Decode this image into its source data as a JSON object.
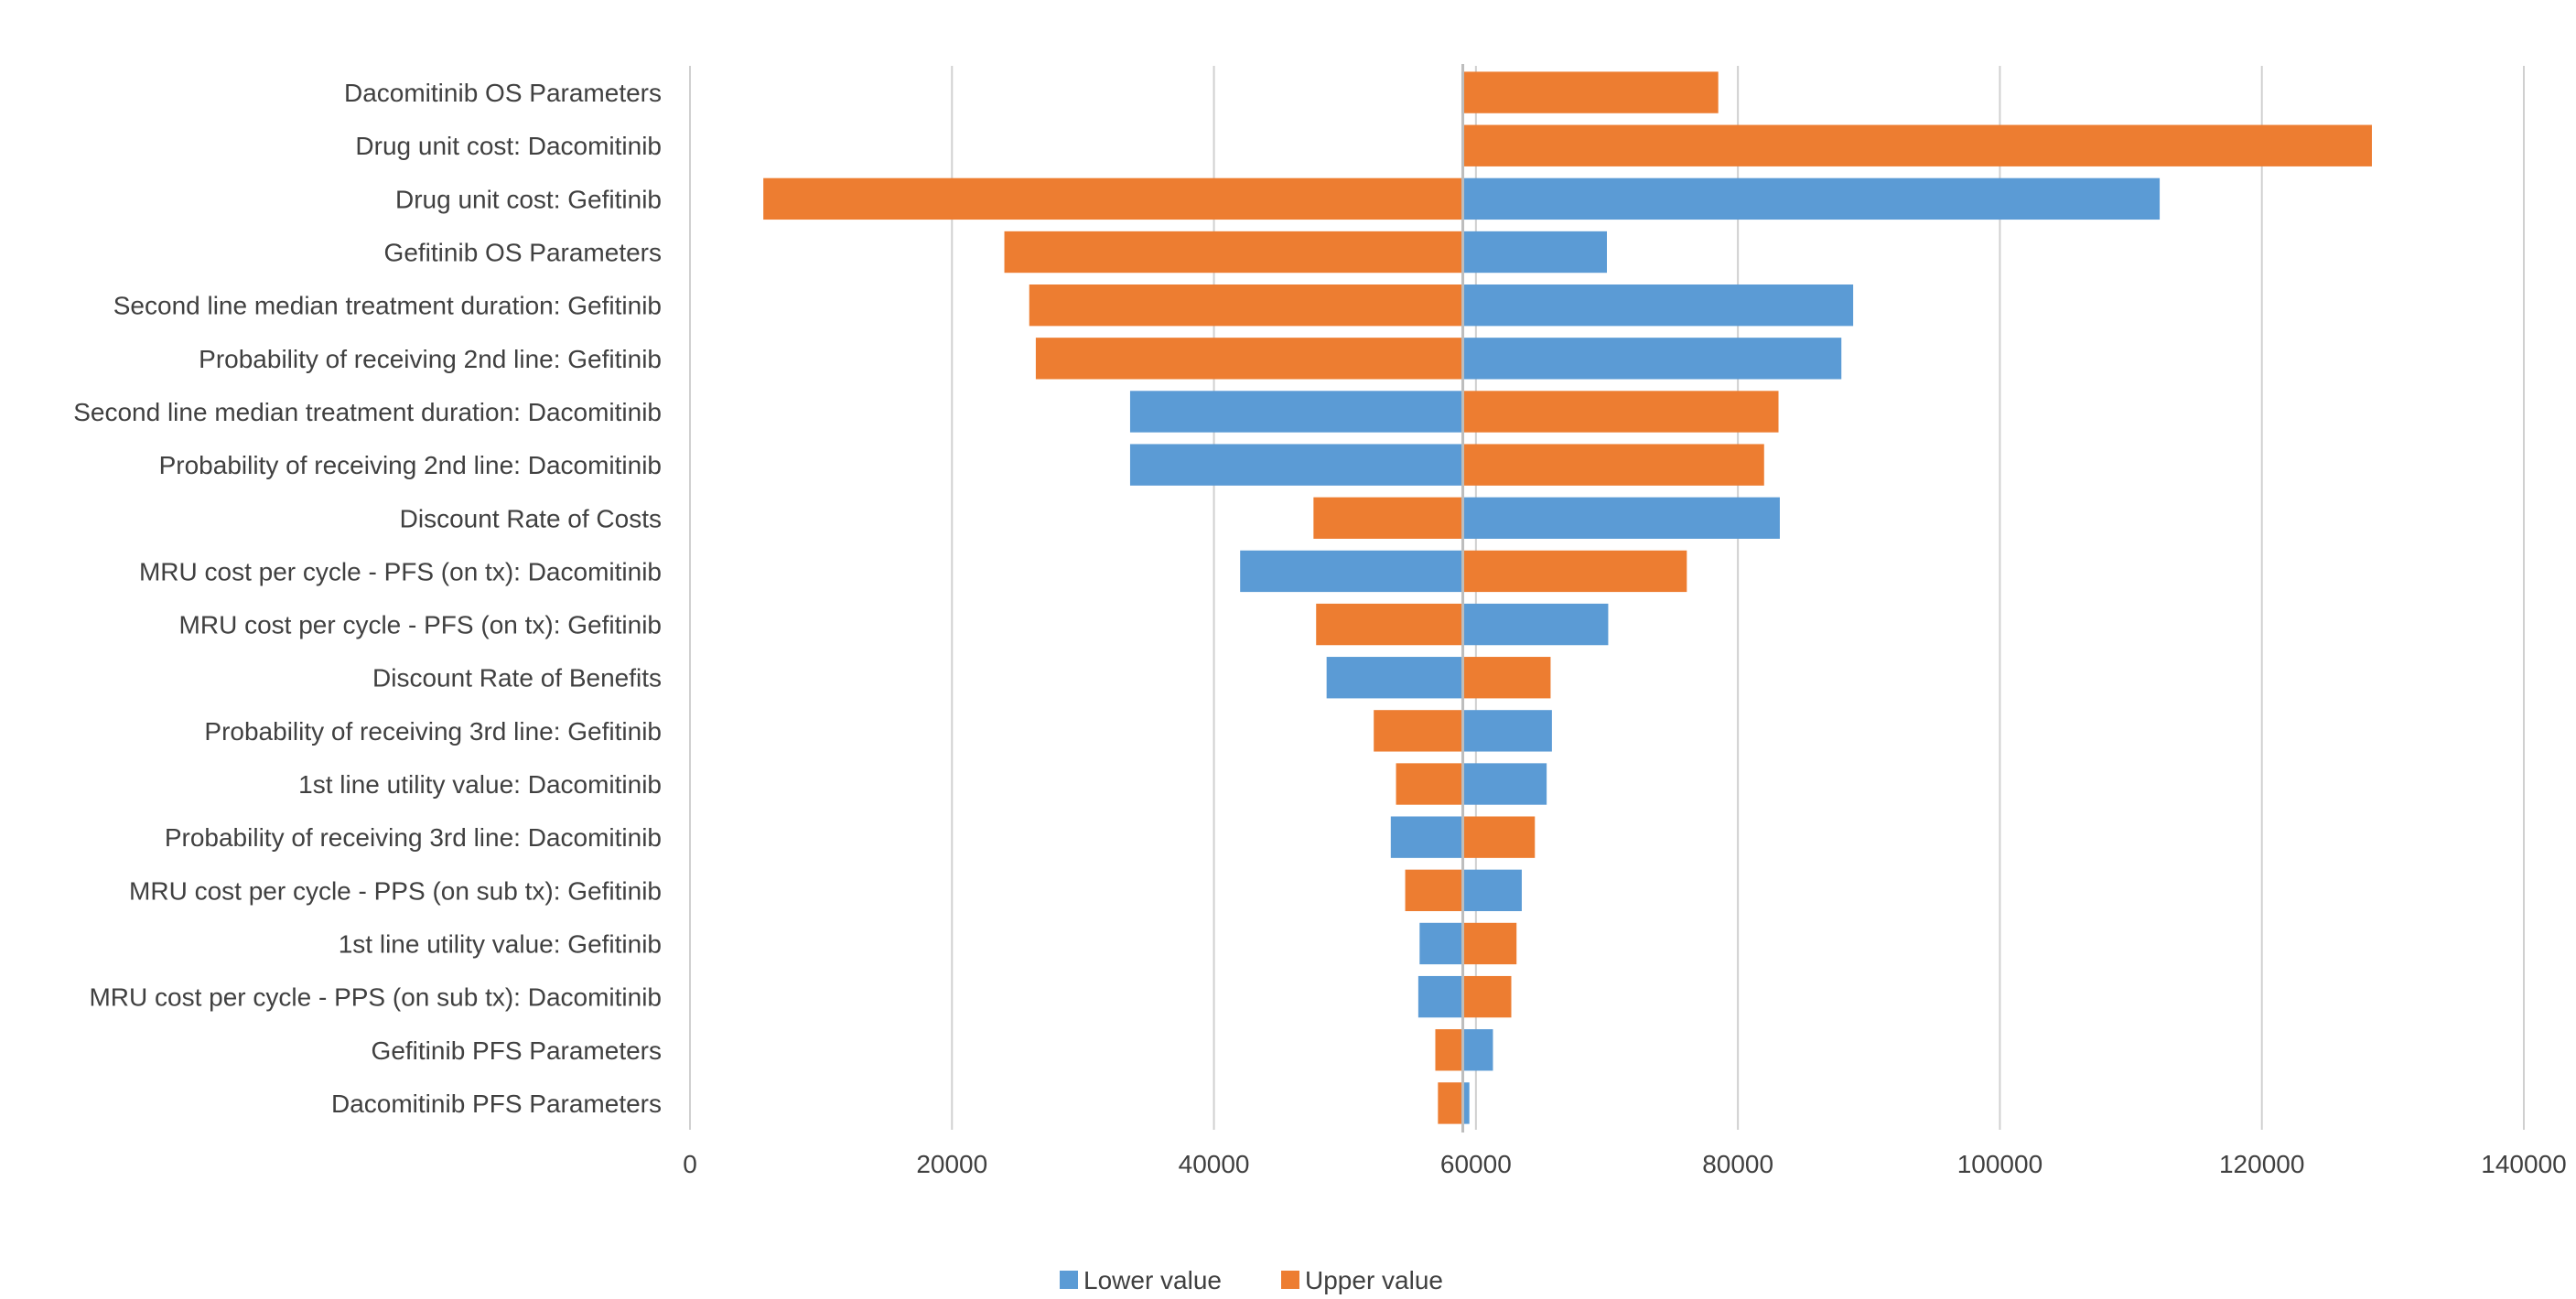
{
  "colors": {
    "lower": "#5b9bd5",
    "upper": "#ed7d31"
  },
  "chart_data": {
    "type": "bar",
    "orientation": "horizontal",
    "subtype": "tornado",
    "title": "",
    "xlabel": "",
    "ylabel": "",
    "base_value": 59000,
    "xlim": [
      0,
      140000
    ],
    "xticks": [
      0,
      20000,
      40000,
      60000,
      80000,
      100000,
      120000,
      140000
    ],
    "grid": true,
    "legend_position": "bottom",
    "legend": [
      {
        "key": "lower",
        "label": "Lower value"
      },
      {
        "key": "upper",
        "label": "Upper value"
      }
    ],
    "categories": [
      "Dacomitinib OS Parameters",
      "Drug unit cost: Dacomitinib",
      "Drug unit cost: Gefitinib",
      "Gefitinib OS Parameters",
      "Second line median treatment duration: Gefitinib",
      "Probability of receiving 2nd line: Gefitinib",
      "Second line median treatment duration: Dacomitinib",
      "Probability of receiving 2nd line: Dacomitinib",
      "Discount Rate of Costs",
      "MRU cost per cycle - PFS (on tx): Dacomitinib",
      "MRU cost per cycle - PFS (on tx): Gefitinib",
      "Discount Rate of Benefits",
      "Probability of receiving 3rd line: Gefitinib",
      "1st line utility value: Dacomitinib",
      "Probability of receiving 3rd line: Dacomitinib",
      "MRU cost per cycle - PPS (on sub tx): Gefitinib",
      "1st line utility value: Gefitinib",
      "MRU cost per cycle - PPS (on sub tx): Dacomitinib",
      "Gefitinib PFS Parameters",
      "Dacomitinib PFS Parameters"
    ],
    "series": [
      {
        "name": "Lower value",
        "key": "lower",
        "values": [
          58900,
          59000,
          112200,
          70000,
          88800,
          87900,
          33600,
          33600,
          83200,
          42000,
          70100,
          48600,
          65800,
          65400,
          53500,
          63500,
          55700,
          55600,
          61300,
          59500
        ]
      },
      {
        "name": "Upper value",
        "key": "upper",
        "values": [
          78500,
          128400,
          5600,
          24000,
          25900,
          26400,
          83100,
          82000,
          47600,
          76100,
          47800,
          65700,
          52200,
          53900,
          64500,
          54600,
          63100,
          62700,
          56900,
          57100
        ]
      }
    ]
  }
}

**GOAL**
Lines of the material that contain the word "Parameters" are to be gathered.

**FINAL RESULT**
      "Dacomitinib OS Parameters",
      "Gefitinib OS Parameters",
      "Gefitinib PFS Parameters",
      "Dacomitinib PFS Parameters"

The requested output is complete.